Records from a collection:
------------------------------------

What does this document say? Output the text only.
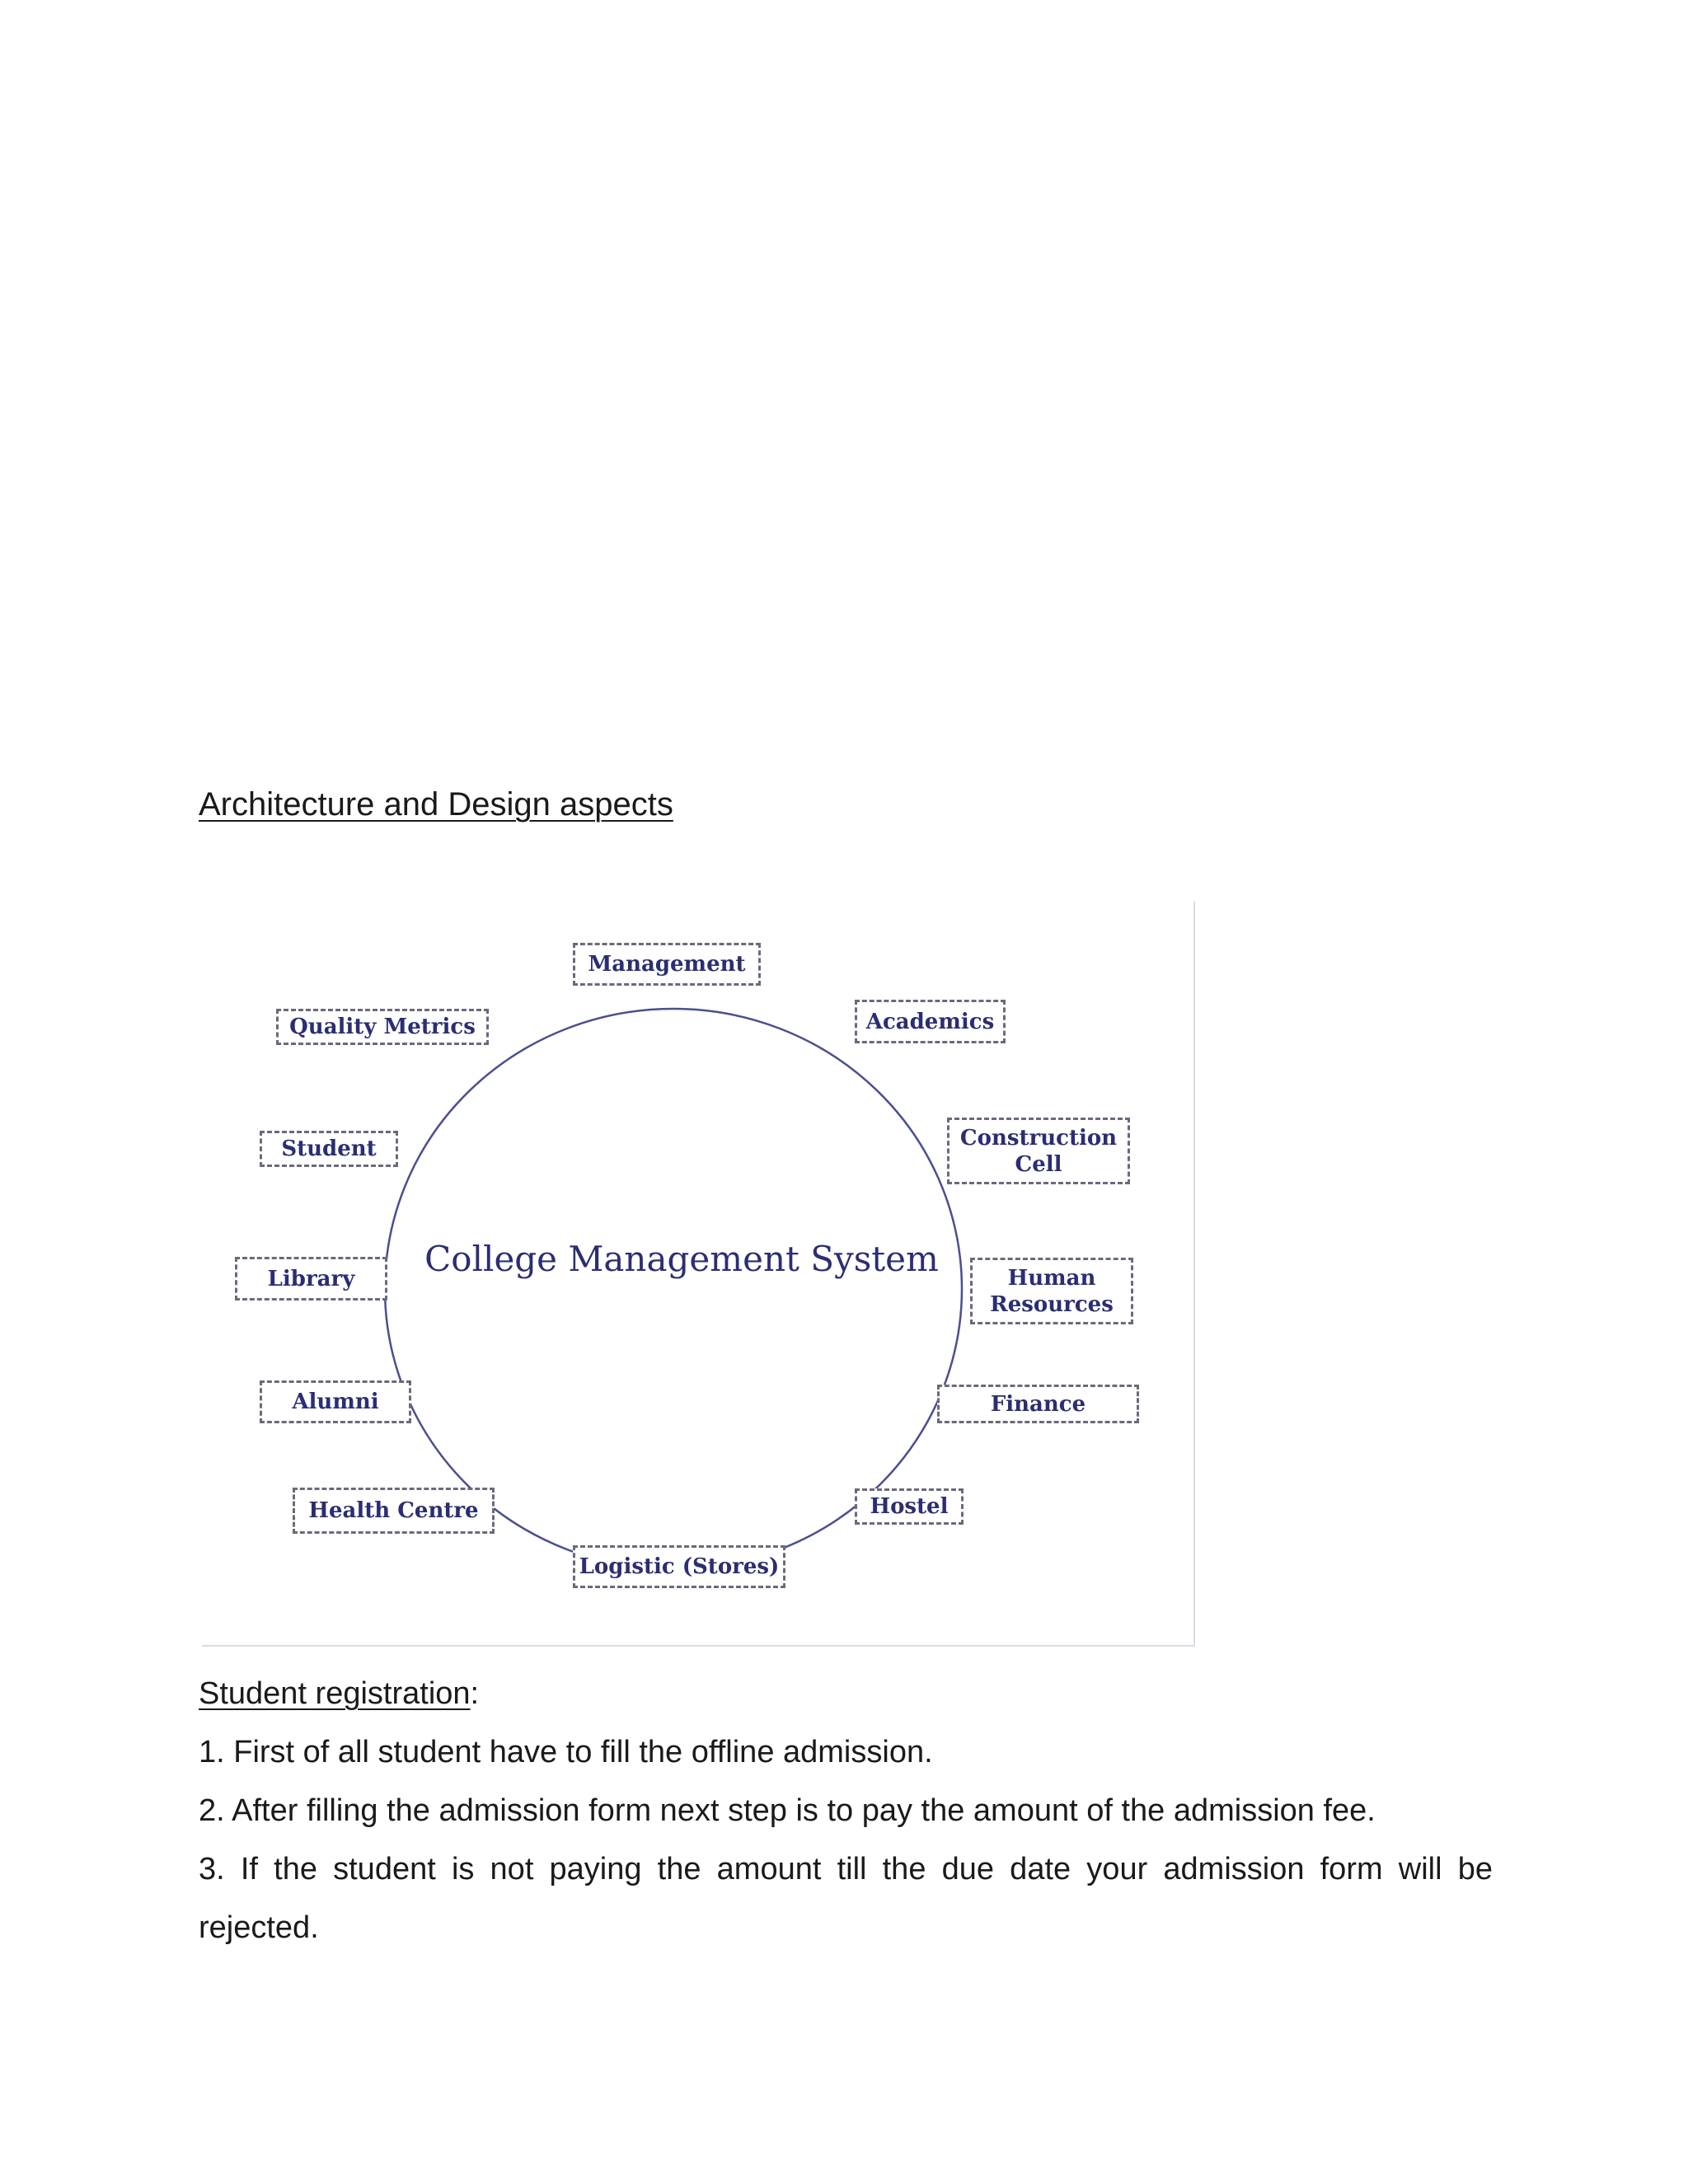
Architecture and Design aspects
College Management System
Management
Academics
Construction
Cell
Human
Resources
Finance
Hostel
Logistic (Stores)
Health Centre
Alumni
Library
Student
Quality Metrics

Student registration:

1. First of all student have to fill the offline admission.

2. After filling the admission form next step is to pay the amount of the admission fee.

3. If the student is not paying the amount till the due date your admission form will be rejected.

------------------------------------

> _Instructions for the task_: State how many lines above include the word "Management", and nothing more.

> _Correct answer_: 2